• _Given problem_
Your task is to output all the records below, word for word.

———

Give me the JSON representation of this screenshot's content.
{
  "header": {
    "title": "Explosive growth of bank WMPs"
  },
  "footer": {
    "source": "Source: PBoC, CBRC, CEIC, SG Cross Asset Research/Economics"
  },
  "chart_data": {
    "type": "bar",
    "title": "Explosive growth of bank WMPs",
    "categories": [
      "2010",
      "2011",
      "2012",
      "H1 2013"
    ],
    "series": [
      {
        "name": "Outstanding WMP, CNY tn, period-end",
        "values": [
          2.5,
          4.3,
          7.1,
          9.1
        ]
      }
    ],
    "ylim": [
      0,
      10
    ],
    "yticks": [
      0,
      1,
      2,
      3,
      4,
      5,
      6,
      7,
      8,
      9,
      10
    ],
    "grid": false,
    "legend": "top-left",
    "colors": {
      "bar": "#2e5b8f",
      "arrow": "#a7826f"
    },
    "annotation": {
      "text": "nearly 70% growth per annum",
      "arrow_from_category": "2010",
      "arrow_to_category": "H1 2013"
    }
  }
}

———

• _Expected output_
Give me the JSON representation of this screenshot's content.
{
  "header": {
    "title": "Explosive growth of bank WMPs"
  },
  "footer": {
    "source": "Source: PBoC, CBRC, CEIC, SG Cross Asset Research/Economics"
  },
  "chart_data": {
    "type": "bar",
    "title": "Explosive growth of bank WMPs",
    "categories": [
      "2010",
      "2011",
      "2012",
      "H1 2013"
    ],
    "series": [
      {
        "name": "Outstanding WMP, CNY tn, period-end",
        "values": [
          2.5,
          4.3,
          7.1,
          9.1
        ]
      }
    ],
    "ylim": [
      0,
      10
    ],
    "yticks": [
      0,
      1,
      2,
      3,
      4,
      5,
      6,
      7,
      8,
      9,
      10
    ],
    "grid": false,
    "legend": "top-left",
    "colors": {
      "bar": "#2e5b8f",
      "arrow": "#a7826f"
    },
    "annotation": {
      "text": "nearly 70% growth per annum",
      "arrow_from_category": "2010",
      "arrow_to_category": "H1 2013"
    }
  }
}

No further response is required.